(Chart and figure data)
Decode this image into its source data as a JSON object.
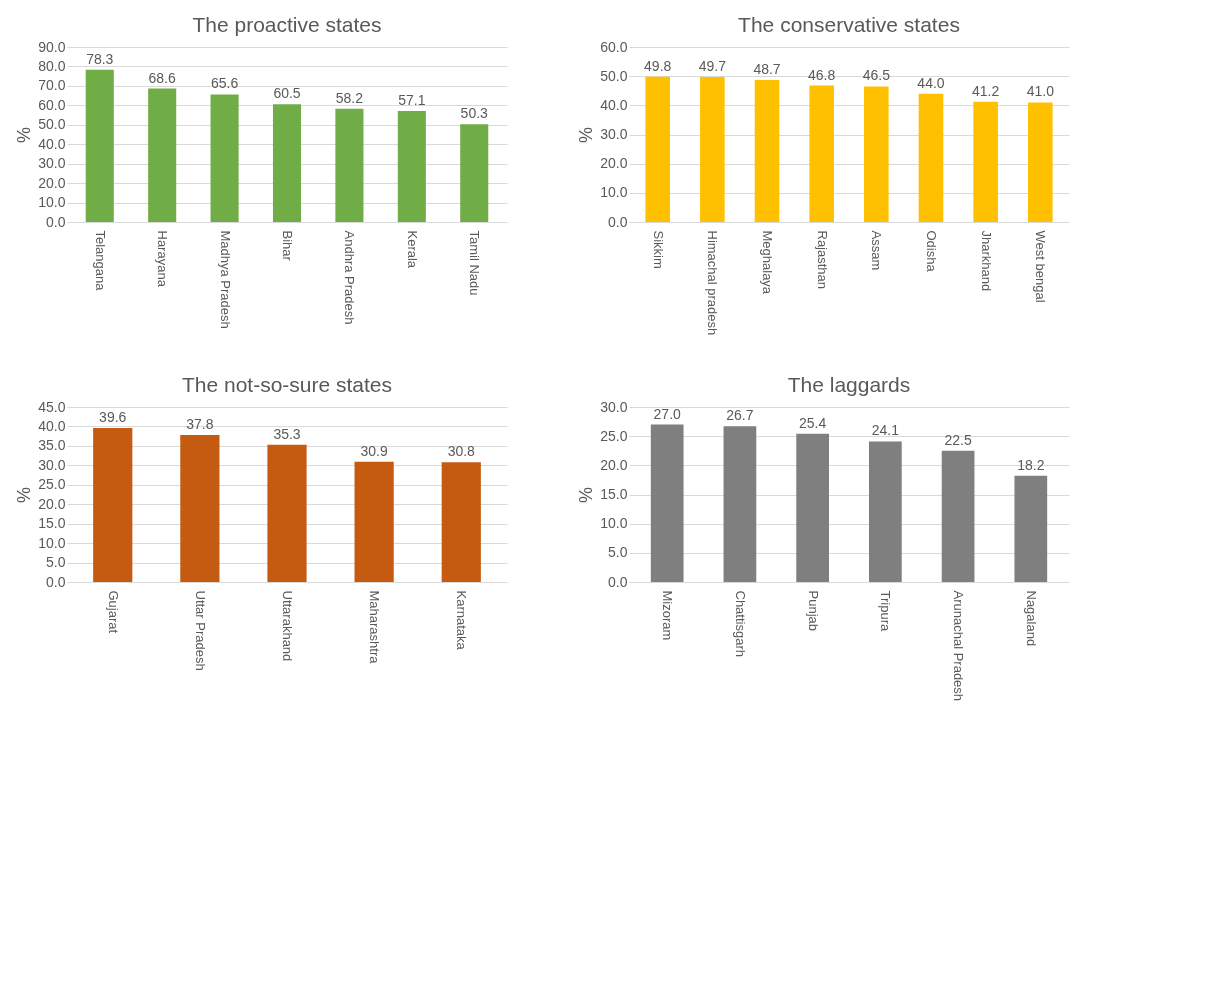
{
  "chart_data": [
    {
      "type": "bar",
      "title": "The proactive states",
      "ylabel": "%",
      "categories": [
        "Telangana",
        "Harayana",
        "Madhya Pradesh",
        "Bihar",
        "Andhra Pradesh",
        "Kerala",
        "Tamil Nadu"
      ],
      "values": [
        78.3,
        68.6,
        65.6,
        60.5,
        58.2,
        57.1,
        50.3
      ],
      "value_labels": [
        "78.3",
        "68.6",
        "65.6",
        "60.5",
        "58.2",
        "57.1",
        "50.3"
      ],
      "color": "#70ad47",
      "ylim": [
        0,
        90
      ],
      "yticks": [
        {
          "value": 0,
          "label": "0.0"
        },
        {
          "value": 10,
          "label": "10.0"
        },
        {
          "value": 20,
          "label": "20.0"
        },
        {
          "value": 30,
          "label": "30.0"
        },
        {
          "value": 40,
          "label": "40.0"
        },
        {
          "value": 50,
          "label": "50.0"
        },
        {
          "value": 60,
          "label": "60.0"
        },
        {
          "value": 70,
          "label": "70.0"
        },
        {
          "value": 80,
          "label": "80.0"
        },
        {
          "value": 90,
          "label": "90.0"
        }
      ],
      "grid": "y"
    },
    {
      "type": "bar",
      "title": "The conservative states",
      "ylabel": "%",
      "categories": [
        "Sikkim",
        "Himachal pradesh",
        "Meghalaya",
        "Rajasthan",
        "Assam",
        "Odisha",
        "Jharkhand",
        "West bengal"
      ],
      "values": [
        49.8,
        49.7,
        48.7,
        46.8,
        46.5,
        44.0,
        41.2,
        41.0
      ],
      "value_labels": [
        "49.8",
        "49.7",
        "48.7",
        "46.8",
        "46.5",
        "44.0",
        "41.2",
        "41.0"
      ],
      "color": "#ffc000",
      "ylim": [
        0,
        60
      ],
      "yticks": [
        {
          "value": 0,
          "label": "0.0"
        },
        {
          "value": 10,
          "label": "10.0"
        },
        {
          "value": 20,
          "label": "20.0"
        },
        {
          "value": 30,
          "label": "30.0"
        },
        {
          "value": 40,
          "label": "40.0"
        },
        {
          "value": 50,
          "label": "50.0"
        },
        {
          "value": 60,
          "label": "60.0"
        }
      ],
      "grid": "y"
    },
    {
      "type": "bar",
      "title": "The not-so-sure states",
      "ylabel": "%",
      "categories": [
        "Gujarat",
        "Uttar Pradesh",
        "Uttarakhand",
        "Maharashtra",
        "Karnataka"
      ],
      "values": [
        39.6,
        37.8,
        35.3,
        30.9,
        30.8
      ],
      "value_labels": [
        "39.6",
        "37.8",
        "35.3",
        "30.9",
        "30.8"
      ],
      "color": "#c55a11",
      "ylim": [
        0,
        45
      ],
      "yticks": [
        {
          "value": 0,
          "label": "0.0"
        },
        {
          "value": 5,
          "label": "5.0"
        },
        {
          "value": 10,
          "label": "10.0"
        },
        {
          "value": 15,
          "label": "15.0"
        },
        {
          "value": 20,
          "label": "20.0"
        },
        {
          "value": 25,
          "label": "25.0"
        },
        {
          "value": 30,
          "label": "30.0"
        },
        {
          "value": 35,
          "label": "35.0"
        },
        {
          "value": 40,
          "label": "40.0"
        },
        {
          "value": 45,
          "label": "45.0"
        }
      ],
      "grid": "y"
    },
    {
      "type": "bar",
      "title": "The laggards",
      "ylabel": "%",
      "categories": [
        "Mizoram",
        "Chattisgarh",
        "Punjab",
        "Tripura",
        "Arunachal Pradesh",
        "Nagaland"
      ],
      "values": [
        27.0,
        26.7,
        25.4,
        24.1,
        22.5,
        18.2
      ],
      "value_labels": [
        "27.0",
        "26.7",
        "25.4",
        "24.1",
        "22.5",
        "18.2"
      ],
      "color": "#7f7f7f",
      "ylim": [
        0,
        30
      ],
      "yticks": [
        {
          "value": 0,
          "label": "0.0"
        },
        {
          "value": 5,
          "label": "5.0"
        },
        {
          "value": 10,
          "label": "10.0"
        },
        {
          "value": 15,
          "label": "15.0"
        },
        {
          "value": 20,
          "label": "20.0"
        },
        {
          "value": 25,
          "label": "25.0"
        },
        {
          "value": 30,
          "label": "30.0"
        }
      ],
      "grid": "y"
    }
  ]
}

**The request**
Above are records to transcribe exactly; leave their pictures out.

**Written reply**
Decode this image into its source data as a JSON object.
{
  "chart_data": [
    {
      "type": "bar",
      "title": "The proactive states",
      "ylabel": "%",
      "categories": [
        "Telangana",
        "Harayana",
        "Madhya Pradesh",
        "Bihar",
        "Andhra Pradesh",
        "Kerala",
        "Tamil Nadu"
      ],
      "values": [
        78.3,
        68.6,
        65.6,
        60.5,
        58.2,
        57.1,
        50.3
      ],
      "value_labels": [
        "78.3",
        "68.6",
        "65.6",
        "60.5",
        "58.2",
        "57.1",
        "50.3"
      ],
      "color": "#70ad47",
      "ylim": [
        0,
        90
      ],
      "yticks": [
        {
          "value": 0,
          "label": "0.0"
        },
        {
          "value": 10,
          "label": "10.0"
        },
        {
          "value": 20,
          "label": "20.0"
        },
        {
          "value": 30,
          "label": "30.0"
        },
        {
          "value": 40,
          "label": "40.0"
        },
        {
          "value": 50,
          "label": "50.0"
        },
        {
          "value": 60,
          "label": "60.0"
        },
        {
          "value": 70,
          "label": "70.0"
        },
        {
          "value": 80,
          "label": "80.0"
        },
        {
          "value": 90,
          "label": "90.0"
        }
      ],
      "grid": "y"
    },
    {
      "type": "bar",
      "title": "The conservative states",
      "ylabel": "%",
      "categories": [
        "Sikkim",
        "Himachal pradesh",
        "Meghalaya",
        "Rajasthan",
        "Assam",
        "Odisha",
        "Jharkhand",
        "West bengal"
      ],
      "values": [
        49.8,
        49.7,
        48.7,
        46.8,
        46.5,
        44.0,
        41.2,
        41.0
      ],
      "value_labels": [
        "49.8",
        "49.7",
        "48.7",
        "46.8",
        "46.5",
        "44.0",
        "41.2",
        "41.0"
      ],
      "color": "#ffc000",
      "ylim": [
        0,
        60
      ],
      "yticks": [
        {
          "value": 0,
          "label": "0.0"
        },
        {
          "value": 10,
          "label": "10.0"
        },
        {
          "value": 20,
          "label": "20.0"
        },
        {
          "value": 30,
          "label": "30.0"
        },
        {
          "value": 40,
          "label": "40.0"
        },
        {
          "value": 50,
          "label": "50.0"
        },
        {
          "value": 60,
          "label": "60.0"
        }
      ],
      "grid": "y"
    },
    {
      "type": "bar",
      "title": "The not-so-sure states",
      "ylabel": "%",
      "categories": [
        "Gujarat",
        "Uttar Pradesh",
        "Uttarakhand",
        "Maharashtra",
        "Karnataka"
      ],
      "values": [
        39.6,
        37.8,
        35.3,
        30.9,
        30.8
      ],
      "value_labels": [
        "39.6",
        "37.8",
        "35.3",
        "30.9",
        "30.8"
      ],
      "color": "#c55a11",
      "ylim": [
        0,
        45
      ],
      "yticks": [
        {
          "value": 0,
          "label": "0.0"
        },
        {
          "value": 5,
          "label": "5.0"
        },
        {
          "value": 10,
          "label": "10.0"
        },
        {
          "value": 15,
          "label": "15.0"
        },
        {
          "value": 20,
          "label": "20.0"
        },
        {
          "value": 25,
          "label": "25.0"
        },
        {
          "value": 30,
          "label": "30.0"
        },
        {
          "value": 35,
          "label": "35.0"
        },
        {
          "value": 40,
          "label": "40.0"
        },
        {
          "value": 45,
          "label": "45.0"
        }
      ],
      "grid": "y"
    },
    {
      "type": "bar",
      "title": "The laggards",
      "ylabel": "%",
      "categories": [
        "Mizoram",
        "Chattisgarh",
        "Punjab",
        "Tripura",
        "Arunachal Pradesh",
        "Nagaland"
      ],
      "values": [
        27.0,
        26.7,
        25.4,
        24.1,
        22.5,
        18.2
      ],
      "value_labels": [
        "27.0",
        "26.7",
        "25.4",
        "24.1",
        "22.5",
        "18.2"
      ],
      "color": "#7f7f7f",
      "ylim": [
        0,
        30
      ],
      "yticks": [
        {
          "value": 0,
          "label": "0.0"
        },
        {
          "value": 5,
          "label": "5.0"
        },
        {
          "value": 10,
          "label": "10.0"
        },
        {
          "value": 15,
          "label": "15.0"
        },
        {
          "value": 20,
          "label": "20.0"
        },
        {
          "value": 25,
          "label": "25.0"
        },
        {
          "value": 30,
          "label": "30.0"
        }
      ],
      "grid": "y"
    }
  ]
}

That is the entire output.